**What is being asked:** Transcribe the material in full, exactly as written.

[Dataset entries]
"""
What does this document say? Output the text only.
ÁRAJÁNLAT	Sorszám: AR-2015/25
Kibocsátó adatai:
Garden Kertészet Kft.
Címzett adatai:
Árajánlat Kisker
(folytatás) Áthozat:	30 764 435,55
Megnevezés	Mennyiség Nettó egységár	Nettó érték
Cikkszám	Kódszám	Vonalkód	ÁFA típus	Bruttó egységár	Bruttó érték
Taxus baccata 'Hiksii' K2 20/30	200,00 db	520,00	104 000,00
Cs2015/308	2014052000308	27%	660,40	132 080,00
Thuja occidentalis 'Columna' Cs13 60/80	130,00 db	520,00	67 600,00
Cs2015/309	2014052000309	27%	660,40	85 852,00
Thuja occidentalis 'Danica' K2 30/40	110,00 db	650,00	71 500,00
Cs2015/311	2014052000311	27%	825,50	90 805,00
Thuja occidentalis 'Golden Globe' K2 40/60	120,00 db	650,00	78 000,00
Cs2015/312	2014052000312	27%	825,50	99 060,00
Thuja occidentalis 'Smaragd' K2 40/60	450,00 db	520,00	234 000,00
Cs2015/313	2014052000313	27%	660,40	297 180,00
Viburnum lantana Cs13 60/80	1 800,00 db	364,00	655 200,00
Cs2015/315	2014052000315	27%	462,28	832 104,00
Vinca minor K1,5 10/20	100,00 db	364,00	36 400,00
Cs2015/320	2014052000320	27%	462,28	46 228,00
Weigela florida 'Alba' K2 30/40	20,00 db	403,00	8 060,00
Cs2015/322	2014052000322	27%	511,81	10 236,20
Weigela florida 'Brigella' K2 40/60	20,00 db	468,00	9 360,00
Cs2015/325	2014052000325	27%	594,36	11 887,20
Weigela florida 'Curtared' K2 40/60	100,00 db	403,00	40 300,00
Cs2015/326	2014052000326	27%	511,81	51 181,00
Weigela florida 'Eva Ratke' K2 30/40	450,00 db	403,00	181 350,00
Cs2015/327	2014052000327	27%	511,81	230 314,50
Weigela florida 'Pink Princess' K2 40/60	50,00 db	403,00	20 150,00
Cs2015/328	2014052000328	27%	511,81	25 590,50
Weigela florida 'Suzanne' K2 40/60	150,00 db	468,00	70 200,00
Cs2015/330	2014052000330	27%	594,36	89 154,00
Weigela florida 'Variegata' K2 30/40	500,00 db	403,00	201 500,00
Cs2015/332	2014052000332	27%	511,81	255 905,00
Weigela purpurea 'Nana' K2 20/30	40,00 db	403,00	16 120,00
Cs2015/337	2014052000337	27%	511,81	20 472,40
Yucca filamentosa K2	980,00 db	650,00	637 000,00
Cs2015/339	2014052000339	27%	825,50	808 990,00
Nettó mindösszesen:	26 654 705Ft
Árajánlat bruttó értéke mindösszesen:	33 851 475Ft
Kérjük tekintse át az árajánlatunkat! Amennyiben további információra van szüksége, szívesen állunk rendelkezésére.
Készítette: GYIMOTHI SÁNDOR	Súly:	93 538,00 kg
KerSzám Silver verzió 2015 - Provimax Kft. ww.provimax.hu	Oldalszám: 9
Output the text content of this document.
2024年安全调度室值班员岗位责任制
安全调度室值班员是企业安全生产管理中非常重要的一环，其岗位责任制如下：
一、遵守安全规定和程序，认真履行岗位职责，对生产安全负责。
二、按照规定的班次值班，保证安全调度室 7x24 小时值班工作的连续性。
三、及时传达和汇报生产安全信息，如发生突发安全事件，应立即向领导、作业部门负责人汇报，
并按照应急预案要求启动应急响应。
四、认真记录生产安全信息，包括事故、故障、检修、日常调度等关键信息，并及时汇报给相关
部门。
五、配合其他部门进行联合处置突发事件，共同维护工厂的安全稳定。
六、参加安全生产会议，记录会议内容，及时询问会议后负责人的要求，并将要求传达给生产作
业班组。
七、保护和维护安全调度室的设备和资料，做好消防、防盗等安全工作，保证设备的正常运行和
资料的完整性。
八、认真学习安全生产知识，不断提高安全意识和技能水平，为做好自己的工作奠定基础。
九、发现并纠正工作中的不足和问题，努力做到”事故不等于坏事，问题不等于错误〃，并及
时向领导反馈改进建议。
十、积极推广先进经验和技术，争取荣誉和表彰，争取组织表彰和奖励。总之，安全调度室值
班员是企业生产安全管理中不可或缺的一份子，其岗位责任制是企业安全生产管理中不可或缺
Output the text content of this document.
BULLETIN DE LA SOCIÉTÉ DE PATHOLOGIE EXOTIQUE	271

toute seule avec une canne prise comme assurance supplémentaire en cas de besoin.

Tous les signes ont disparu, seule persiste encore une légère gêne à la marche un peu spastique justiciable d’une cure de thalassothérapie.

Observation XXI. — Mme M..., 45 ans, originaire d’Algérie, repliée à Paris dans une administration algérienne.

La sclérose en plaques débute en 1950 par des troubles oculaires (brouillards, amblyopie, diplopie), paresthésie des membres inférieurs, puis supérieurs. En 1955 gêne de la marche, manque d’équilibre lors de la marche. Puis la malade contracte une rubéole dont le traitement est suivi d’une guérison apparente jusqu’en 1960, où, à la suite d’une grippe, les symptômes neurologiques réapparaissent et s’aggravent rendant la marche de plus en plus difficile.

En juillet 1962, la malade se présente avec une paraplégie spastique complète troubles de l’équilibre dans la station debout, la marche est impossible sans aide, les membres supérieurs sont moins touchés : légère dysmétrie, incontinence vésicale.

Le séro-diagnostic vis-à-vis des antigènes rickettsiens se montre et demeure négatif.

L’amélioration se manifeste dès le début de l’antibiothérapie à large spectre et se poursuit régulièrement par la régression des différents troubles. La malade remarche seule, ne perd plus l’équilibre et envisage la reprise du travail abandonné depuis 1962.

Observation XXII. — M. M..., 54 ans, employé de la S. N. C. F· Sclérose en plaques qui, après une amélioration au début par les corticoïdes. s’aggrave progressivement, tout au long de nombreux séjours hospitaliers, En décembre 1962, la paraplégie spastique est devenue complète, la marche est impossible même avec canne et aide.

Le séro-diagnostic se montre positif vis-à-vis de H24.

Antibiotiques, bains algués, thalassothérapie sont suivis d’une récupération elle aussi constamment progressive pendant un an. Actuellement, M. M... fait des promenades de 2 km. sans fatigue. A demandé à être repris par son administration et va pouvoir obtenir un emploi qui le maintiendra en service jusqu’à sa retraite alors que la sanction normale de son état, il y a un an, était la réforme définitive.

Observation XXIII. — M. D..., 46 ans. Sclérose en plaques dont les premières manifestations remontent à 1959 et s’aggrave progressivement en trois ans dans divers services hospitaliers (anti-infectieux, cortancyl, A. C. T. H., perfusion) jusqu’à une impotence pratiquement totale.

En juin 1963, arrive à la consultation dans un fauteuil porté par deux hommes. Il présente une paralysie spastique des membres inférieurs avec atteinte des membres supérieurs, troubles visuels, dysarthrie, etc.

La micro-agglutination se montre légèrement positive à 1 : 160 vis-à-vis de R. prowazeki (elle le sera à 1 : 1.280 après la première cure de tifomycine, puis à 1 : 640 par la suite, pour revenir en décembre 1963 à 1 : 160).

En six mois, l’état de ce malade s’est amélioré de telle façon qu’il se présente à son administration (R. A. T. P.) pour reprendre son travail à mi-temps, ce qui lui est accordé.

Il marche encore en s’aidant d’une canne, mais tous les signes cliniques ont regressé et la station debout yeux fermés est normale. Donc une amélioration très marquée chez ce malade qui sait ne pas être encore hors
"""
**Answer to this exercise:**
What does this document say? Output the text only.
ÁRAJÁNLAT	Sorszám: AR-2015/25
Kibocsátó adatai:
Garden Kertészet Kft.
Címzett adatai:
Árajánlat Kisker
(folytatás) Áthozat:	30 764 435,55
Megnevezés	Mennyiség Nettó egységár	Nettó érték
Cikkszám	Kódszám	Vonalkód	ÁFA típus	Bruttó egységár	Bruttó érték
Taxus baccata 'Hiksii' K2 20/30	200,00 db	520,00	104 000,00
Cs2015/308	2014052000308	27%	660,40	132 080,00
Thuja occidentalis 'Columna' Cs13 60/80	130,00 db	520,00	67 600,00
Cs2015/309	2014052000309	27%	660,40	85 852,00
Thuja occidentalis 'Danica' K2 30/40	110,00 db	650,00	71 500,00
Cs2015/311	2014052000311	27%	825,50	90 805,00
Thuja occidentalis 'Golden Globe' K2 40/60	120,00 db	650,00	78 000,00
Cs2015/312	2014052000312	27%	825,50	99 060,00
Thuja occidentalis 'Smaragd' K2 40/60	450,00 db	520,00	234 000,00
Cs2015/313	2014052000313	27%	660,40	297 180,00
Viburnum lantana Cs13 60/80	1 800,00 db	364,00	655 200,00
Cs2015/315	2014052000315	27%	462,28	832 104,00
Vinca minor K1,5 10/20	100,00 db	364,00	36 400,00
Cs2015/320	2014052000320	27%	462,28	46 228,00
Weigela florida 'Alba' K2 30/40	20,00 db	403,00	8 060,00
Cs2015/322	2014052000322	27%	511,81	10 236,20
Weigela florida 'Brigella' K2 40/60	20,00 db	468,00	9 360,00
Cs2015/325	2014052000325	27%	594,36	11 887,20
Weigela florida 'Curtared' K2 40/60	100,00 db	403,00	40 300,00
Cs2015/326	2014052000326	27%	511,81	51 181,00
Weigela florida 'Eva Ratke' K2 30/40	450,00 db	403,00	181 350,00
Cs2015/327	2014052000327	27%	511,81	230 314,50
Weigela florida 'Pink Princess' K2 40/60	50,00 db	403,00	20 150,00
Cs2015/328	2014052000328	27%	511,81	25 590,50
Weigela florida 'Suzanne' K2 40/60	150,00 db	468,00	70 200,00
Cs2015/330	2014052000330	27%	594,36	89 154,00
Weigela florida 'Variegata' K2 30/40	500,00 db	403,00	201 500,00
Cs2015/332	2014052000332	27%	511,81	255 905,00
Weigela purpurea 'Nana' K2 20/30	40,00 db	403,00	16 120,00
Cs2015/337	2014052000337	27%	511,81	20 472,40
Yucca filamentosa K2	980,00 db	650,00	637 000,00
Cs2015/339	2014052000339	27%	825,50	808 990,00
Nettó mindösszesen:	26 654 705Ft
Árajánlat bruttó értéke mindösszesen:	33 851 475Ft
Kérjük tekintse át az árajánlatunkat! Amennyiben további információra van szüksége, szívesen állunk rendelkezésére.
Készítette: GYIMOTHI SÁNDOR	Súly:	93 538,00 kg
KerSzám Silver verzió 2015 - Provimax Kft. ww.provimax.hu	Oldalszám: 9
Output the text content of this document.
2024年安全调度室值班员岗位责任制
安全调度室值班员是企业安全生产管理中非常重要的一环，其岗位责任制如下：
一、遵守安全规定和程序，认真履行岗位职责，对生产安全负责。
二、按照规定的班次值班，保证安全调度室 7x24 小时值班工作的连续性。
三、及时传达和汇报生产安全信息，如发生突发安全事件，应立即向领导、作业部门负责人汇报，
并按照应急预案要求启动应急响应。
四、认真记录生产安全信息，包括事故、故障、检修、日常调度等关键信息，并及时汇报给相关
部门。
五、配合其他部门进行联合处置突发事件，共同维护工厂的安全稳定。
六、参加安全生产会议，记录会议内容，及时询问会议后负责人的要求，并将要求传达给生产作
业班组。
七、保护和维护安全调度室的设备和资料，做好消防、防盗等安全工作，保证设备的正常运行和
资料的完整性。
八、认真学习安全生产知识，不断提高安全意识和技能水平，为做好自己的工作奠定基础。
九、发现并纠正工作中的不足和问题，努力做到”事故不等于坏事，问题不等于错误〃，并及
时向领导反馈改进建议。
十、积极推广先进经验和技术，争取荣誉和表彰，争取组织表彰和奖励。总之，安全调度室值
班员是企业生产安全管理中不可或缺的一份子，其岗位责任制是企业安全生产管理中不可或缺
Output the text content of this document.
BULLETIN DE LA SOCIÉTÉ DE PATHOLOGIE EXOTIQUE	271

toute seule avec une canne prise comme assurance supplémentaire en cas de besoin.

Tous les signes ont disparu, seule persiste encore une légère gêne à la marche un peu spastique justiciable d’une cure de thalassothérapie.

Observation XXI. — Mme M..., 45 ans, originaire d’Algérie, repliée à Paris dans une administration algérienne.

La sclérose en plaques débute en 1950 par des troubles oculaires (brouillards, amblyopie, diplopie), paresthésie des membres inférieurs, puis supérieurs. En 1955 gêne de la marche, manque d’équilibre lors de la marche. Puis la malade contracte une rubéole dont le traitement est suivi d’une guérison apparente jusqu’en 1960, où, à la suite d’une grippe, les symptômes neurologiques réapparaissent et s’aggravent rendant la marche de plus en plus difficile.

En juillet 1962, la malade se présente avec une paraplégie spastique complète troubles de l’équilibre dans la station debout, la marche est impossible sans aide, les membres supérieurs sont moins touchés : légère dysmétrie, incontinence vésicale.

Le séro-diagnostic vis-à-vis des antigènes rickettsiens se montre et demeure négatif.

L’amélioration se manifeste dès le début de l’antibiothérapie à large spectre et se poursuit régulièrement par la régression des différents troubles. La malade remarche seule, ne perd plus l’équilibre et envisage la reprise du travail abandonné depuis 1962.

Observation XXII. — M. M..., 54 ans, employé de la S. N. C. F· Sclérose en plaques qui, après une amélioration au début par les corticoïdes. s’aggrave progressivement, tout au long de nombreux séjours hospitaliers, En décembre 1962, la paraplégie spastique est devenue complète, la marche est impossible même avec canne et aide.

Le séro-diagnostic se montre positif vis-à-vis de H24.

Antibiotiques, bains algués, thalassothérapie sont suivis d’une récupération elle aussi constamment progressive pendant un an. Actuellement, M. M... fait des promenades de 2 km. sans fatigue. A demandé à être repris par son administration et va pouvoir obtenir un emploi qui le maintiendra en service jusqu’à sa retraite alors que la sanction normale de son état, il y a un an, était la réforme définitive.

Observation XXIII. — M. D..., 46 ans. Sclérose en plaques dont les premières manifestations remontent à 1959 et s’aggrave progressivement en trois ans dans divers services hospitaliers (anti-infectieux, cortancyl, A. C. T. H., perfusion) jusqu’à une impotence pratiquement totale.

En juin 1963, arrive à la consultation dans un fauteuil porté par deux hommes. Il présente une paralysie spastique des membres inférieurs avec atteinte des membres supérieurs, troubles visuels, dysarthrie, etc.

La micro-agglutination se montre légèrement positive à 1 : 160 vis-à-vis de R. prowazeki (elle le sera à 1 : 1.280 après la première cure de tifomycine, puis à 1 : 640 par la suite, pour revenir en décembre 1963 à 1 : 160).

En six mois, l’état de ce malade s’est amélioré de telle façon qu’il se présente à son administration (R. A. T. P.) pour reprendre son travail à mi-temps, ce qui lui est accordé.

Il marche encore en s’aidant d’une canne, mais tous les signes cliniques ont regressé et la station debout yeux fermés est normale. Donc une amélioration très marquée chez ce malade qui sait ne pas être encore hors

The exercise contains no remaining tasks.